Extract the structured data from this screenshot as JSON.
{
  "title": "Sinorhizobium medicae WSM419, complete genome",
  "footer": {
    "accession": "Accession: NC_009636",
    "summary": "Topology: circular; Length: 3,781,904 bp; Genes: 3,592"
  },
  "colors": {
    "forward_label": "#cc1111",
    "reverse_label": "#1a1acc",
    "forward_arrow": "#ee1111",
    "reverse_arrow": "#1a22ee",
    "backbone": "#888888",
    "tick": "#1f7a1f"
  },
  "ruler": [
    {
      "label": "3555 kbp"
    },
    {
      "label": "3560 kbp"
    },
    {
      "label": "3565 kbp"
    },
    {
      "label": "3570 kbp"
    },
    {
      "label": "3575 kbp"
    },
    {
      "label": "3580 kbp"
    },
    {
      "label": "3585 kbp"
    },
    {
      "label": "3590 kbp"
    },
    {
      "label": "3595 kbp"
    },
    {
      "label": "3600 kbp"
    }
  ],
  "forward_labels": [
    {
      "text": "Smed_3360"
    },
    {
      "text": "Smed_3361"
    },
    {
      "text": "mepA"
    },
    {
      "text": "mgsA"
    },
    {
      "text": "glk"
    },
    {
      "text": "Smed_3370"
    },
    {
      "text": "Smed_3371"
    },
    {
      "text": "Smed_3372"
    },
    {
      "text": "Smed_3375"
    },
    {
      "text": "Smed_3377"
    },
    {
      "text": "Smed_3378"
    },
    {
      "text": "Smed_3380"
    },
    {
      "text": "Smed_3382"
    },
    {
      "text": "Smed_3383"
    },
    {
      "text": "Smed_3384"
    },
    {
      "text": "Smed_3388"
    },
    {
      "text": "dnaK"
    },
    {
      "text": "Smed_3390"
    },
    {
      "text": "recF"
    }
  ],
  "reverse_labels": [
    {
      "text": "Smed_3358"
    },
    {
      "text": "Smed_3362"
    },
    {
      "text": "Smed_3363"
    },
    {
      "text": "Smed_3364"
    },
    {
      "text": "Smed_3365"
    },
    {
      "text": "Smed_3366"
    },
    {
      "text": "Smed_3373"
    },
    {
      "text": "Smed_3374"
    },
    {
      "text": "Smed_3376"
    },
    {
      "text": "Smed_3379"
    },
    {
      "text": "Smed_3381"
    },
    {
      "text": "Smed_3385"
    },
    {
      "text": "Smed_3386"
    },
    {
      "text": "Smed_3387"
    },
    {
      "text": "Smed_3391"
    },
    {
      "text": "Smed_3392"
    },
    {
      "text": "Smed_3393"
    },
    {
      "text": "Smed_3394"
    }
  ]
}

☆ ☆ ☆ ☆

• _Exercise objective_:
Return every record in full, word for word.

• _Answer to this problem_:
Extract the structured data from this screenshot as JSON.
{
  "title": "Sinorhizobium medicae WSM419, complete genome",
  "footer": {
    "accession": "Accession: NC_009636",
    "summary": "Topology: circular; Length: 3,781,904 bp; Genes: 3,592"
  },
  "colors": {
    "forward_label": "#cc1111",
    "reverse_label": "#1a1acc",
    "forward_arrow": "#ee1111",
    "reverse_arrow": "#1a22ee",
    "backbone": "#888888",
    "tick": "#1f7a1f"
  },
  "ruler": [
    {
      "label": "3555 kbp"
    },
    {
      "label": "3560 kbp"
    },
    {
      "label": "3565 kbp"
    },
    {
      "label": "3570 kbp"
    },
    {
      "label": "3575 kbp"
    },
    {
      "label": "3580 kbp"
    },
    {
      "label": "3585 kbp"
    },
    {
      "label": "3590 kbp"
    },
    {
      "label": "3595 kbp"
    },
    {
      "label": "3600 kbp"
    }
  ],
  "forward_labels": [
    {
      "text": "Smed_3360"
    },
    {
      "text": "Smed_3361"
    },
    {
      "text": "mepA"
    },
    {
      "text": "mgsA"
    },
    {
      "text": "glk"
    },
    {
      "text": "Smed_3370"
    },
    {
      "text": "Smed_3371"
    },
    {
      "text": "Smed_3372"
    },
    {
      "text": "Smed_3375"
    },
    {
      "text": "Smed_3377"
    },
    {
      "text": "Smed_3378"
    },
    {
      "text": "Smed_3380"
    },
    {
      "text": "Smed_3382"
    },
    {
      "text": "Smed_3383"
    },
    {
      "text": "Smed_3384"
    },
    {
      "text": "Smed_3388"
    },
    {
      "text": "dnaK"
    },
    {
      "text": "Smed_3390"
    },
    {
      "text": "recF"
    }
  ],
  "reverse_labels": [
    {
      "text": "Smed_3358"
    },
    {
      "text": "Smed_3362"
    },
    {
      "text": "Smed_3363"
    },
    {
      "text": "Smed_3364"
    },
    {
      "text": "Smed_3365"
    },
    {
      "text": "Smed_3366"
    },
    {
      "text": "Smed_3373"
    },
    {
      "text": "Smed_3374"
    },
    {
      "text": "Smed_3376"
    },
    {
      "text": "Smed_3379"
    },
    {
      "text": "Smed_3381"
    },
    {
      "text": "Smed_3385"
    },
    {
      "text": "Smed_3386"
    },
    {
      "text": "Smed_3387"
    },
    {
      "text": "Smed_3391"
    },
    {
      "text": "Smed_3392"
    },
    {
      "text": "Smed_3393"
    },
    {
      "text": "Smed_3394"
    }
  ]
}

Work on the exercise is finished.